**Exercise objective**
Locate all lines in the data below that hold "product" and show them.

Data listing
^^^^^^^^

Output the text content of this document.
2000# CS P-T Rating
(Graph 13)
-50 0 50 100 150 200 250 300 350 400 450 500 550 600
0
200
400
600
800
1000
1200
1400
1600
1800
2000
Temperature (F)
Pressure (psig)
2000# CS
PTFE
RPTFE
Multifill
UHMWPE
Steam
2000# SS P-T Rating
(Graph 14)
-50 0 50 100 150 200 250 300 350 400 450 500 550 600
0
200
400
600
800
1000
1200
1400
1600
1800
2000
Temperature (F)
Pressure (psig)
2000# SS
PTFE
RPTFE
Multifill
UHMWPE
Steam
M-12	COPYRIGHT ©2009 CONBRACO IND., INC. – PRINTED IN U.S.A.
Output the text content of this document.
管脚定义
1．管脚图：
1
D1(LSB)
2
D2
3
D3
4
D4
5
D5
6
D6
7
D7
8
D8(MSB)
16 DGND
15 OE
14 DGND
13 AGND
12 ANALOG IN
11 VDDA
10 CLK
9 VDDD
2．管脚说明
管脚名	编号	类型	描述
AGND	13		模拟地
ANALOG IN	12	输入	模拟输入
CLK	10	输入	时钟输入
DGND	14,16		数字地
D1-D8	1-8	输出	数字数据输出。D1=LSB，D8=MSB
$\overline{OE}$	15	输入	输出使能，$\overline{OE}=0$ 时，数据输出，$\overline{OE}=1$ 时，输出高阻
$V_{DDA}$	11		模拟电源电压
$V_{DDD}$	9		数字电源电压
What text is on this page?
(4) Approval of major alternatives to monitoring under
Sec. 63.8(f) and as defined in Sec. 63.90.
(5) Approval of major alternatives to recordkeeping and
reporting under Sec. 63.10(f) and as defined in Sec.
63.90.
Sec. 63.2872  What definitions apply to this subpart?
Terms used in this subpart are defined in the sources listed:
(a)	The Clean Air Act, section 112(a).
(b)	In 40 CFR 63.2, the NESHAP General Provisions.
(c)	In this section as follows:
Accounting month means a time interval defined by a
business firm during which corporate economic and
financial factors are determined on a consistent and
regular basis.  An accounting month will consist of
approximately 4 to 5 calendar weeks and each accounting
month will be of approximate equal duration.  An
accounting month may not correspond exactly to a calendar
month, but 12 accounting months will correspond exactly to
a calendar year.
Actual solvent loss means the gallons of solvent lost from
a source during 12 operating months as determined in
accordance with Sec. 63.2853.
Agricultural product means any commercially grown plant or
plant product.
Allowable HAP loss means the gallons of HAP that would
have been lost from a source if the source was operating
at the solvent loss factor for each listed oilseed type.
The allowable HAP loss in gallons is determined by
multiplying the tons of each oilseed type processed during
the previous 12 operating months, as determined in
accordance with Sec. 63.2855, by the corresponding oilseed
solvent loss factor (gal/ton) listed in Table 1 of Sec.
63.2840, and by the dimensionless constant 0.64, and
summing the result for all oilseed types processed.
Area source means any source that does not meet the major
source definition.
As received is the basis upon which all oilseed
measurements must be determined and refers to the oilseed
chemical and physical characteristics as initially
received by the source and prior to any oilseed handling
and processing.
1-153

^^^^^^^^

**Exercise result**
Agricultural product means any commercially grown plant or
plant product.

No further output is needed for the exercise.